▶ Directions: Copy every line that holds "пределами".

▶ Supplied entries:
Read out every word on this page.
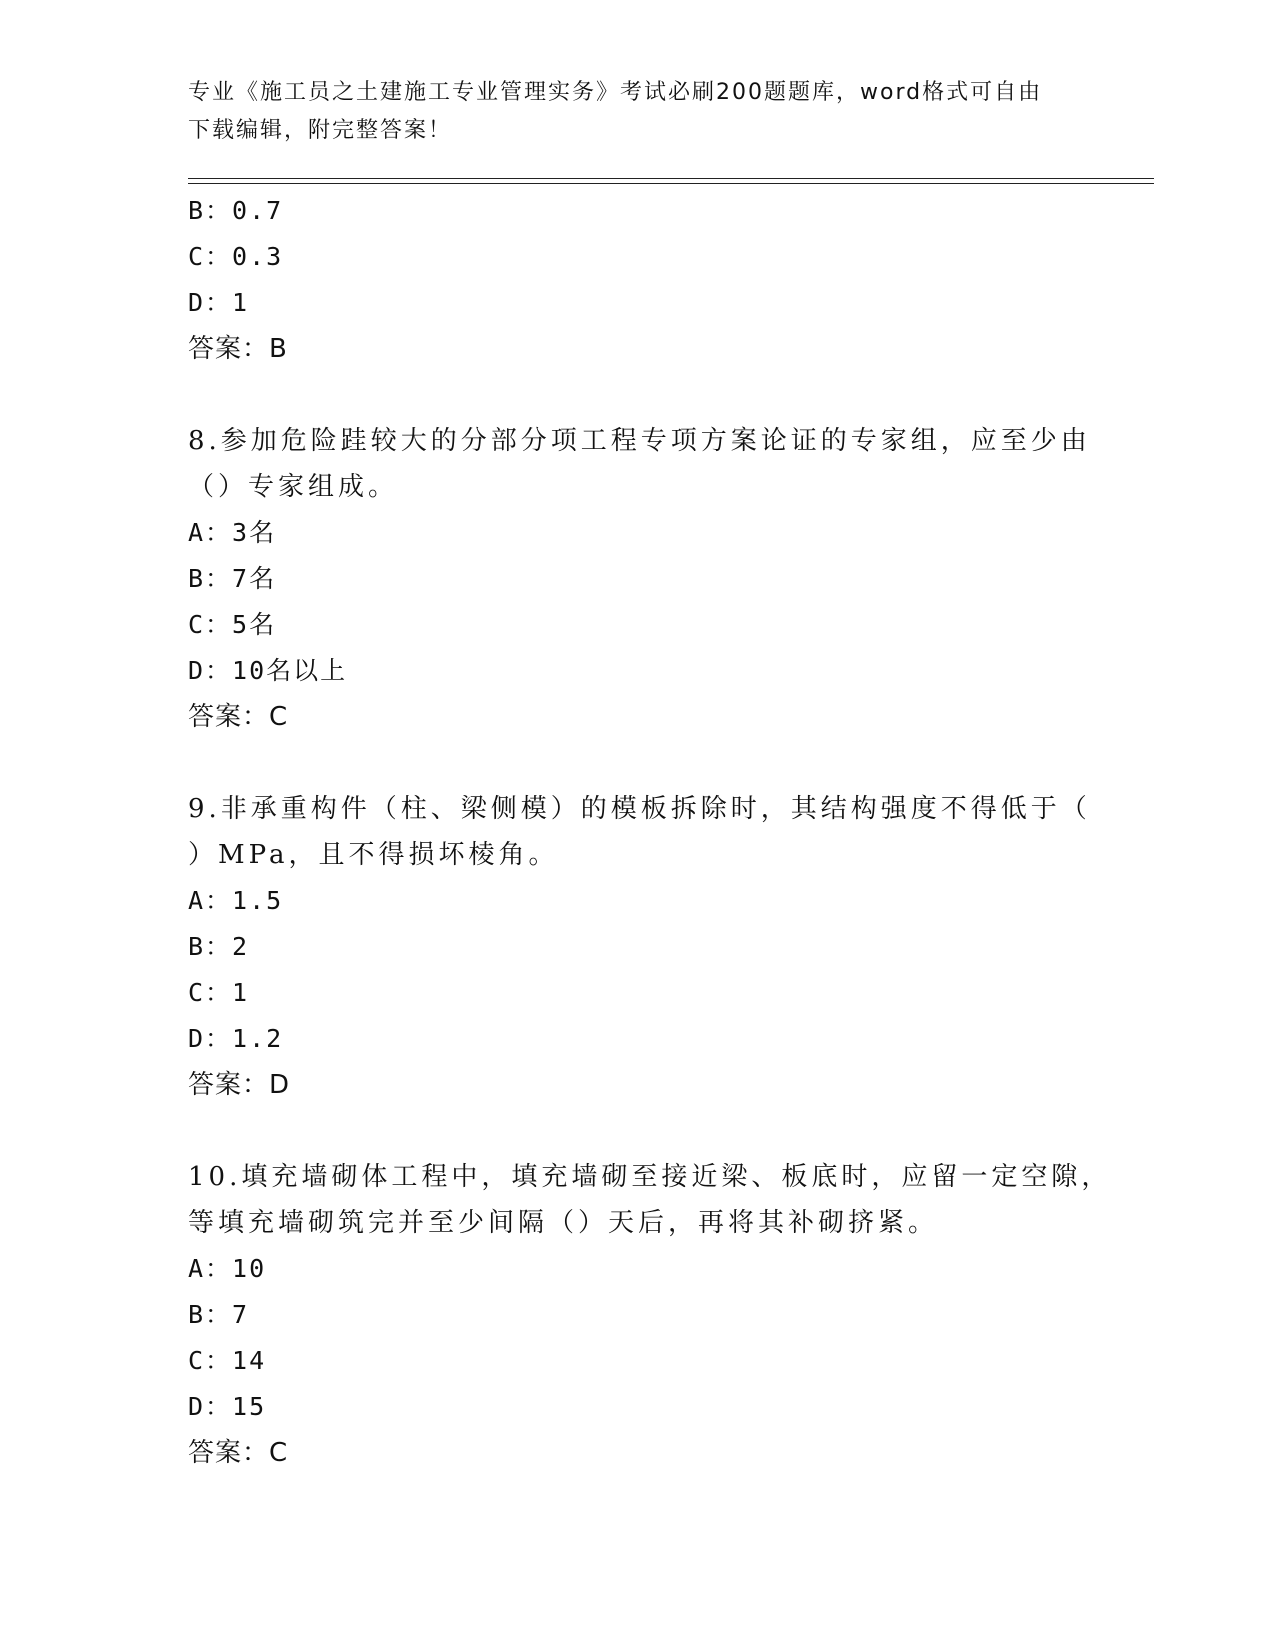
专业《施工员之土建施工专业管理实务》考试必刷200题题库，word格式可自由
下载编辑，附完整答案！
B：0.7
C：0.3
D：1
答案：B
8.参加危险跬较大的分部分项工程专项方案论证的专家组，应至少由
（）专家组成。
A：3名
B：7名
C：5名
D：10名以上
答案：C
9.非承重构件（柱、梁侧模）的模板拆除时，其结构强度不得低于（
）MPa，且不得损坏棱角。
A：1.5
B：2
C：1
D：1.2
答案：D
10.填充墙砌体工程中，填充墙砌至接近梁、板底时，应留一定空隙，
等填充墙砌筑完并至少间隔（）天后，再将其补砌挤紧。
A：10
B：7
C：14
D：15
答案：C
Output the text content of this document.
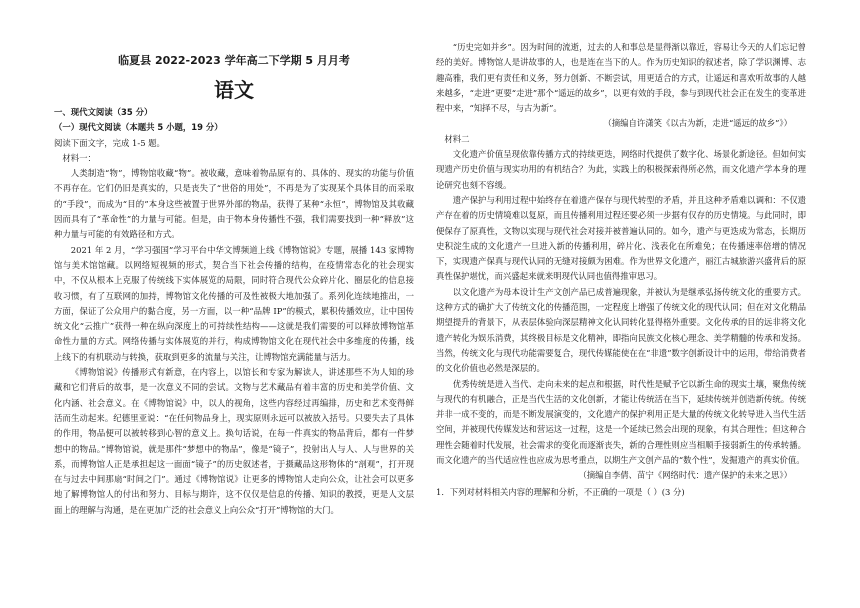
临夏县 2022-2023 学年高二下学期 5 月月考
语文
一、现代文阅读（35 分）
（一）现代文阅读（本题共 5 小题，19 分）

阅读下面文字，完成 1-5 题。

材料一：

人类制造“物”，博物馆收藏“物”。被收藏，意味着物品原有的、具体的、现实的功能与价值不再存在。它们仍旧是真实的，只是丧失了“世俗的用处”，不再是为了实现某个具体目的而采取的“手段”，而成为“目的”本身这些被置于世界外部的物品，获得了某种“永恒”，博物馆及其收藏因而具有了“革命性”的力量与可能。但是，由于物本身传播性不强，我们需要找到一种“释放”这种力量与可能的有效路径和方式。

2021 年 2 月，“学习强国”学习平台中华文博频道上线《博物馆说》专题，展播 143 家博物馆与美术馆馆藏。以网络短视频的形式，契合当下社会传播的结构，在疫情常态化的社会现实中，不仅从根本上克服了传统线下实体展览的局限，同时符合现代公众碎片化、圈层化的信息接收习惯，有了互联网的加持，博物馆文化传播的可及性被极大地加强了。系列化连续地推出，一方面，保证了公众用户的黏合度，另一方面，以一种“品牌 IP”的模式，累积传播效应，让中国传统文化“云推广”获得一种在纵向深度上的可持续性结构——这就是我们需要的可以释放博物馆革命性力量的方式。网络传播与实体展览的并行，构成博物馆文化在现代社会中多维度的传播，线上线下的有机联动与转换，获取到更多的流量与关注，让博物馆充满能量与活力。

《博物馆说》传播形式有新意，在内容上，以馆长和专家为解读人，讲述那些不为人知的珍藏和它们背后的故事，是一次意义不同的尝试。文物与艺术藏品有着丰富的历史和美学价值、文化内涵、社会意义。在《博物馆说》中，以人的视角，这些内容经过再编排，历史和艺术变得鲜活而生动起来。纪德里亚说：“在任何物品身上，现实原则永远可以被放入括号。只要失去了具体的作用，物品便可以被转移到心智的意义上。换句话说，在每一件真实的物品背后，都有一件梦想中的物品。”博物馆说，就是那件“梦想中的物品”，像是“镜子”，投射出人与人、人与世界的关系，而博物馆人正是承担起这一面面“镜子”的历史叙述者，于摄藏品这形物体的“剖观”，打开现在与过去中间那扇“时间之门”。通过《博物馆说》让更多的博物馆人走向公众，让社会可以更多地了解博物馆人的付出和努力、目标与期许，这不仅仅是信息的传播、知识的教授，更是人文层面上的理解与沟通，是在更加广泛的社会意义上向公众“打开”博物馆的大门。

“历史完如并乡”。因为时间的流逝，过去的人和事总是显得渐以靠近，容易让今天的人们忘记曾经的美好。博物馆人是讲故事的人，也是连在当下的人。作为历史知识的叙述者，除了学识渊博、志趣高雅，我们更有责任和义务，努力创新、不断尝试，用更适合的方式，让遥远和喜欢听故事的人越来越多，“走进”更要“走进”那个“遥远的故乡”，以更有效的手段，参与到现代社会正在发生的变革进程中来，“知择不尽，与古为新”。

（摘编自许潇笑《以古为新，走进“遥远的故乡”》）

材料二

文化遗产价值呈现依靠传播方式的持续更迭，网络时代提供了数字化、场景化新途径。但如何实现遗产历史价值与现实功用的有机结合？为此，实践上的积极探索得所必然，而文化遗产学本身的理论研究也刻不容缓。

遗产保护与利用过程中始终存在着遗产保存与现代转型的矛盾，并且这种矛盾难以调和：不仅遗产存在着的历史情境难以复原，而且传播利用过程还要必须一步据有仅存的历史情境。与此同时，即便保存了原真性，文物以实现与现代社会对接并被普遍认同的。如今，遗产与更迭成为常态，长期历史积淀生成的文化遗产一旦进入新的传播利用，碎片化、浅表化在所难免；在传播速率倍增的情况下，实现遗产保真与现代认同的无缝对接颇为困难。作为世界文化遗产，丽江古城旅游兴盛背后的原真性保护堪忧，而兴盛起来就来明现代认同也值得推审思习。

以文化遗产为母本设计生产文创产品已成普遍现象，并被认为是继承弘扬传统文化的重要方式。这种方式的确扩大了传统文化的传播范围，一定程度上增强了传统文化的现代认同；但在对文化精品期望提升的背景下，从表层体验向深层精神文化认同转化显得格外重要。文化传承的目的远非将文化遗产转化为娱乐消费，其终极目标是文化精神，即指向民族文化核心理念、美学精髓的传承和发扬。当然，传统文化与现代功能需要复合，现代传媒能使在在“非遗”数字创新设计中的运用，带给消费者的文化价值也必然是深层的。

优秀传统是进入当代、走向未来的起点和根据，时代性是赋予它以新生命的现实土壤，聚焦传统与现代的有机融合，正是当代生活的文化创新，才能让传统活在当下，延续传统并创造新传统。传统并非一成不变的，而是不断发展演变的，文化遗产的保护利用正是大量的传统文化转导进入当代生活空间，并被现代传媒发达和营运这一过程，这是一个延续已然会出现的现象，有其合理性；但这种合理性会随着时代发展，社会需求的变化而逐渐丧失，新的合理性则应当相顺手接弱新生的传承转播。而文化遗产的当代适应性也应成为思考重点，以期生产文创产品的“数个性”，发掘遗产的真实价值。

（摘编自李倩、苗宁《网络时代：遗产保护的未来之思》）

1．下列对材料相关内容的理解和分析，不正确的一项是（ ）(3 分)
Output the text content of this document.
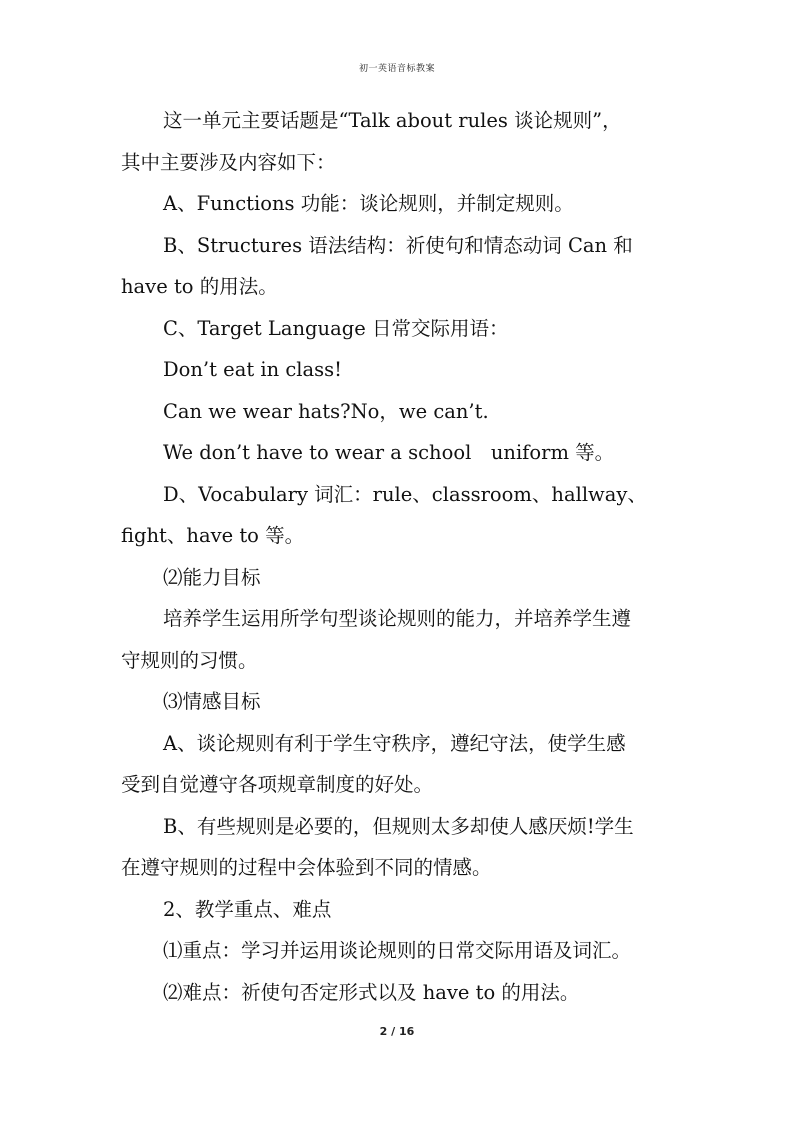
初一英语音标教案
这一单元主要话题是“Talk about rules 谈论规则”，
其中主要涉及内容如下：
A、Functions 功能：谈论规则，并制定规则。
B、Structures 语法结构：祈使句和情态动词 Can 和
have to 的用法。
C、Target Language 日常交际用语：
Don’t eat in class!
Can we wear hats?No，we can’t.
We don’t have to wear a school　uniform 等。
D、Vocabulary 词汇：rule、classroom、hallway、
fight、have to 等。
⑵能力目标
培养学生运用所学句型谈论规则的能力，并培养学生遵
守规则的习惯。
⑶情感目标
A、谈论规则有利于学生守秩序，遵纪守法，使学生感
受到自觉遵守各项规章制度的好处。
B、有些规则是必要的，但规则太多却使人感厌烦!学生
在遵守规则的过程中会体验到不同的情感。
2、教学重点、难点
⑴重点：学习并运用谈论规则的日常交际用语及词汇。
⑵难点：祈使句否定形式以及 have to 的用法。
2 / 16
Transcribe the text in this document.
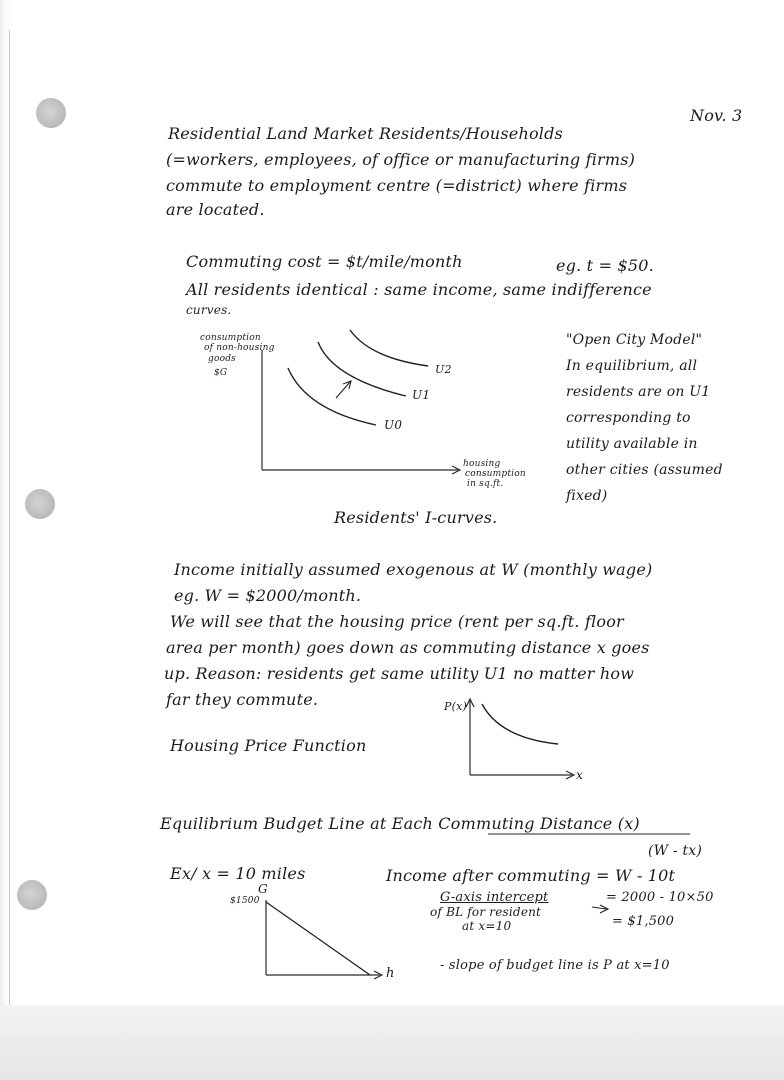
Nov. 3
Residential Land Market Residents/Households
(=workers, employees, of office or manufacturing firms)
commute to employment centre (=district) where firms
are located.
Commuting cost = $t/mile/month	eg. t = $50.
All residents identical : same income, same indifference
curves.
consumption
of non-housing
goods
$G	U2
U1
U0
housing
consumption
in sq.ft.
Residents' I-curves.
"Open City Model"
In equilibrium, all
residents are on U1
corresponding to
utility available in
other cities (assumed
fixed)
Income initially assumed exogenous at W (monthly wage)
eg. W = $2000/month.
We will see that the housing price (rent per sq.ft. floor
area per month) goes down as commuting distance x goes
up. Reason: residents get same utility U1 no matter how
far they commute.
Housing Price Function
P(x)
x
Equilibrium Budget Line at Each Commuting Distance (x)
(W - tx)
Ex/ x = 10 miles	Income after commuting = W - 10t
= 2000 - 10×50
= $1,500
G-axis intercept
of BL for resident
at x=10
- slope of budget line is P at x=10
G
$1500
h
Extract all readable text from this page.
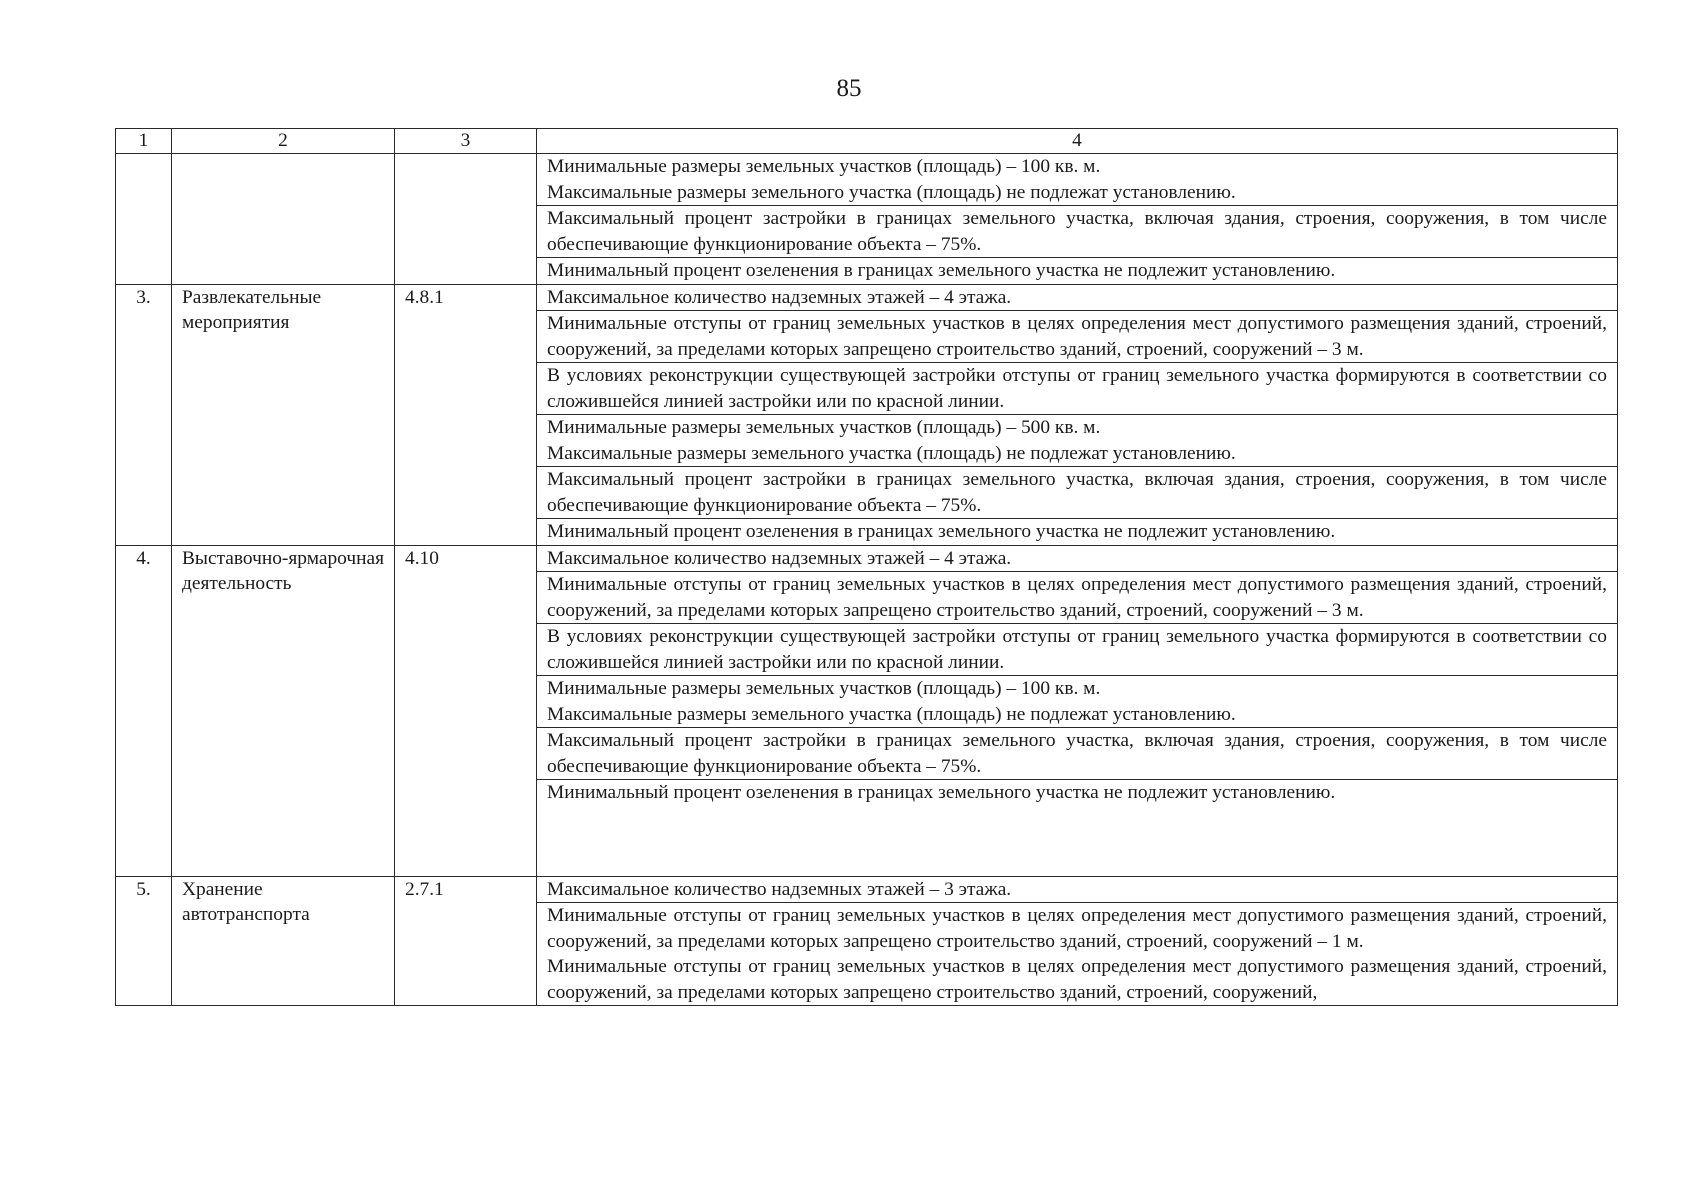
85
1	2	3	4

			Минимальные размеры земельных участков (площадь) – 100 кв. м.
Максимальные размеры земельного участка (площадь) не подлежат установлению.

			Максимальный процент застройки в границах земельного участка, включая здания, строения, сооружения, в том числе обеспечивающие функционирование объекта – 75%.

			Минимальный процент озеленения в границах земельного участка не подлежит установлению.

3.	Развлекательные мероприятия	4.8.1	Максимальное количество надземных этажей – 4 этажа.

			Минимальные отступы от границ земельных участков в целях определения мест допустимого размещения зданий, строений, сооружений, за пределами которых запрещено строительство зданий, строений, сооружений – 3 м.

			В условиях реконструкции существующей застройки отступы от границ земельного участка формируются в соответствии со сложившейся линией застройки или по красной линии.

			Минимальные размеры земельных участков (площадь) – 500 кв. м.
Максимальные размеры земельного участка (площадь) не подлежат установлению.

			Максимальный процент застройки в границах земельного участка, включая здания, строения, сооружения, в том числе обеспечивающие функционирование объекта – 75%.

			Минимальный процент озеленения в границах земельного участка не подлежит установлению.

4.	Выставочно-ярмарочная деятельность	4.10	Максимальное количество надземных этажей – 4 этажа.

			Минимальные отступы от границ земельных участков в целях определения мест допустимого размещения зданий, строений, сооружений, за пределами которых запрещено строительство зданий, строений, сооружений – 3 м.

			В условиях реконструкции существующей застройки отступы от границ земельного участка формируются в соответствии со сложившейся линией застройки или по красной линии.

			Минимальные размеры земельных участков (площадь) – 100 кв. м.
Максимальные размеры земельного участка (площадь) не подлежат установлению.

			Максимальный процент застройки в границах земельного участка, включая здания, строения, сооружения, в том числе обеспечивающие функционирование объекта – 75%.

			Минимальный процент озеленения в границах земельного участка не подлежит установлению.

5.	Хранение автотранспорта	2.7.1	Максимальное количество надземных этажей – 3 этажа.

			Минимальные отступы от границ земельных участков в целях определения мест допустимого размещения зданий, строений, сооружений, за пределами которых запрещено строительство зданий, строений, сооружений – 1 м.
Минимальные отступы от границ земельных участков в целях определения мест допустимого размещения зданий, строений, сооружений, за пределами которых запрещено строительство зданий, строений, сооружений,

▶ Written response:
			Минимальные отступы от границ земельных участков в целях определения мест допустимого размещения зданий, строений, сооружений, за пределами которых запрещено строительство зданий, строений, сооружений – 3 м.
			Минимальные отступы от границ земельных участков в целях определения мест допустимого размещения зданий, строений, сооружений, за пределами которых запрещено строительство зданий, строений, сооружений – 3 м.
			Минимальные отступы от границ земельных участков в целях определения мест допустимого размещения зданий, строений, сооружений, за пределами которых запрещено строительство зданий, строений, сооружений – 1 м.
Минимальные отступы от границ земельных участков в целях определения мест допустимого размещения зданий, строений, сооружений, за пределами которых запрещено строительство зданий, строений, сооружений,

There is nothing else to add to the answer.